◆ Problem ◆
Check each line of the records below and collect those holding "screenshot".

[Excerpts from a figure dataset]

* * * *

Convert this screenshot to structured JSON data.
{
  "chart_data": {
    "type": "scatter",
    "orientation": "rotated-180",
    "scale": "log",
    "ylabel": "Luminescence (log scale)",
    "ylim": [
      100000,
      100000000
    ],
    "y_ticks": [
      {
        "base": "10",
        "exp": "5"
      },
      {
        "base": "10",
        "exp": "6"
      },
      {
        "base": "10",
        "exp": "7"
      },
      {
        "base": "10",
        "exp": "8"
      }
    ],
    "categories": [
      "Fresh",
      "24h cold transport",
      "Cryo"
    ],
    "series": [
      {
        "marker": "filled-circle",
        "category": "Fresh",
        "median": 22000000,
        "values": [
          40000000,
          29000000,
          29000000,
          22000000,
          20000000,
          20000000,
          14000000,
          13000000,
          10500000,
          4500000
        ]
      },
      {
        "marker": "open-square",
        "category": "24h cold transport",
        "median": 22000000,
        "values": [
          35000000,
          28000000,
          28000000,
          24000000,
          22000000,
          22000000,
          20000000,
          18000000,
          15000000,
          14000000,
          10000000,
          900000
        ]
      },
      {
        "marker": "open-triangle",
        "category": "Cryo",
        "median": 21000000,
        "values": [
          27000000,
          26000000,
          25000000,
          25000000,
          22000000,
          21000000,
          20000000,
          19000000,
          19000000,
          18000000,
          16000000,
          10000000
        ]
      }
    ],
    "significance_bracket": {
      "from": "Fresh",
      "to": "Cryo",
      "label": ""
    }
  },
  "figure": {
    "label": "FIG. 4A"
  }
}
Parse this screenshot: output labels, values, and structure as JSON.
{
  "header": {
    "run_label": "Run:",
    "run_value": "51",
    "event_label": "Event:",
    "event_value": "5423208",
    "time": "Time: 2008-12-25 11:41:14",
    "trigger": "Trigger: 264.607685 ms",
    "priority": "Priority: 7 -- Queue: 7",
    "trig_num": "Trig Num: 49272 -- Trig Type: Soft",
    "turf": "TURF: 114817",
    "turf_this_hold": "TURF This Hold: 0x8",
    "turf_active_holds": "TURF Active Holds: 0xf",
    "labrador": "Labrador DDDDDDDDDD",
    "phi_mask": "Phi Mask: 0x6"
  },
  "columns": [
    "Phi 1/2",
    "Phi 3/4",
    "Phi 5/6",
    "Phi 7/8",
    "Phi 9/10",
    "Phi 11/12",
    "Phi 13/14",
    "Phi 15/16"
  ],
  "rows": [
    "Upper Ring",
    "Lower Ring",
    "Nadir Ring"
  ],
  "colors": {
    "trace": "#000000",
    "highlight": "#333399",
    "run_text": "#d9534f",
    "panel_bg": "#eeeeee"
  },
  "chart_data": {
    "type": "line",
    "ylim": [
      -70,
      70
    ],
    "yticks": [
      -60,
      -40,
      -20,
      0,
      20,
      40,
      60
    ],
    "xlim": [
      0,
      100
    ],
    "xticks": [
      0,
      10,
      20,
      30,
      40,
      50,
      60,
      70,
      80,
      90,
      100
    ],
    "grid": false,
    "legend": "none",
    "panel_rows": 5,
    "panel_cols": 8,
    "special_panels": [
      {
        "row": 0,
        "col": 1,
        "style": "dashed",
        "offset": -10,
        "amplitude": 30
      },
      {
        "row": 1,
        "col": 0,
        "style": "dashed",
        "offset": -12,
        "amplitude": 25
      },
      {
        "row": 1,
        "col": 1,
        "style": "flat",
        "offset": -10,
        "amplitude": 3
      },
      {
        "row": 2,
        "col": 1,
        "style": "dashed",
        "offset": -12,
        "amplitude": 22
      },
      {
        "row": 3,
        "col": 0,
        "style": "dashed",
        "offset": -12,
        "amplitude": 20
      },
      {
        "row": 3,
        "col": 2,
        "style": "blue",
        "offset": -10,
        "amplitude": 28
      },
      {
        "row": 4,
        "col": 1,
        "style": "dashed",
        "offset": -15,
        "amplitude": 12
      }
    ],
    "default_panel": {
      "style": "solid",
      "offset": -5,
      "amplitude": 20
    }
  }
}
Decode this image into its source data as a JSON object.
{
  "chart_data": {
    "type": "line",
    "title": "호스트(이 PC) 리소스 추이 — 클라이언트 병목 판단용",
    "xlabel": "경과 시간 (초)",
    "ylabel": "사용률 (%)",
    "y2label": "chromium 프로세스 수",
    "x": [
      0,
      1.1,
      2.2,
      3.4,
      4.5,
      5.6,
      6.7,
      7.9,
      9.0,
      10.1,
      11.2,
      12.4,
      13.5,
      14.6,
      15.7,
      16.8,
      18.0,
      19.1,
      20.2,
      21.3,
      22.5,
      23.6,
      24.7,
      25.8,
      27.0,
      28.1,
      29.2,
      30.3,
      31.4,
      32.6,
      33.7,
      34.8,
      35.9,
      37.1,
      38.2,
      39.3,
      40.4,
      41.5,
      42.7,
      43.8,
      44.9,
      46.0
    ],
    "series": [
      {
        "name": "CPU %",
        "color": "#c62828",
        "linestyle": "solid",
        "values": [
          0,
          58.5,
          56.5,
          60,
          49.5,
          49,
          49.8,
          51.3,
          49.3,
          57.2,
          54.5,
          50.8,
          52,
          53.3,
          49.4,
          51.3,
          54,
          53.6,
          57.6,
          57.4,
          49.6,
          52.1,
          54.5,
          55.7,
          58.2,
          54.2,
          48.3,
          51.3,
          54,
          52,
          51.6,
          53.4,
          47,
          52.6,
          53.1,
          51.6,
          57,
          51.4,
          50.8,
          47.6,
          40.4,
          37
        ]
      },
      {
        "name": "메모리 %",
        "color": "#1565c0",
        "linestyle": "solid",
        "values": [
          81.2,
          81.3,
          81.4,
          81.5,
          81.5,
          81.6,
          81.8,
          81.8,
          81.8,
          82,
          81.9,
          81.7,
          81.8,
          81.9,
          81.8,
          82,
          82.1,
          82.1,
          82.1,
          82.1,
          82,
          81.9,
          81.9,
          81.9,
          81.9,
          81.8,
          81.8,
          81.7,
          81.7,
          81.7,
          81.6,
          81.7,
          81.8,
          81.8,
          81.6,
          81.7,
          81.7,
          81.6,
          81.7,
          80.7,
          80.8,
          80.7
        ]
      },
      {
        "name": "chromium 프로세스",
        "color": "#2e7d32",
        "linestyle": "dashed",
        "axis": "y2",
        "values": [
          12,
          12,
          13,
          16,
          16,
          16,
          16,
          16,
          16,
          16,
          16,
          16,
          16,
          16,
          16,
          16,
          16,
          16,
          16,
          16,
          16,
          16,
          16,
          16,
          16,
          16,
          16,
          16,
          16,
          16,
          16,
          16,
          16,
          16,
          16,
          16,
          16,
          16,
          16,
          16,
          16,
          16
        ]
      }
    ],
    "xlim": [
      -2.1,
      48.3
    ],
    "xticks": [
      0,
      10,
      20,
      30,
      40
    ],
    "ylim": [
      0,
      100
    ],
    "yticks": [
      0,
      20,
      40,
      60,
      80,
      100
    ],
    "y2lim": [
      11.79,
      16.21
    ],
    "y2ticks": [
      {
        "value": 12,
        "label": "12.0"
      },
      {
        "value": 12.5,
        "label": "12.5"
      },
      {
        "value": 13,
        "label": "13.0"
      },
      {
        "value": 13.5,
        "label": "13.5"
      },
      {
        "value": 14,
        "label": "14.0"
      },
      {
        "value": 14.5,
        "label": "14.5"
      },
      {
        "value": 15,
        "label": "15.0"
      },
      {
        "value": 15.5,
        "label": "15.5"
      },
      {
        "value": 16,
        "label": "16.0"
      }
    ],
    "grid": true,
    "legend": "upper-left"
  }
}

* * * *

◆ Right answer ◆
Convert this screenshot to structured JSON data.
Parse this screenshot: output labels, values, and structure as JSON.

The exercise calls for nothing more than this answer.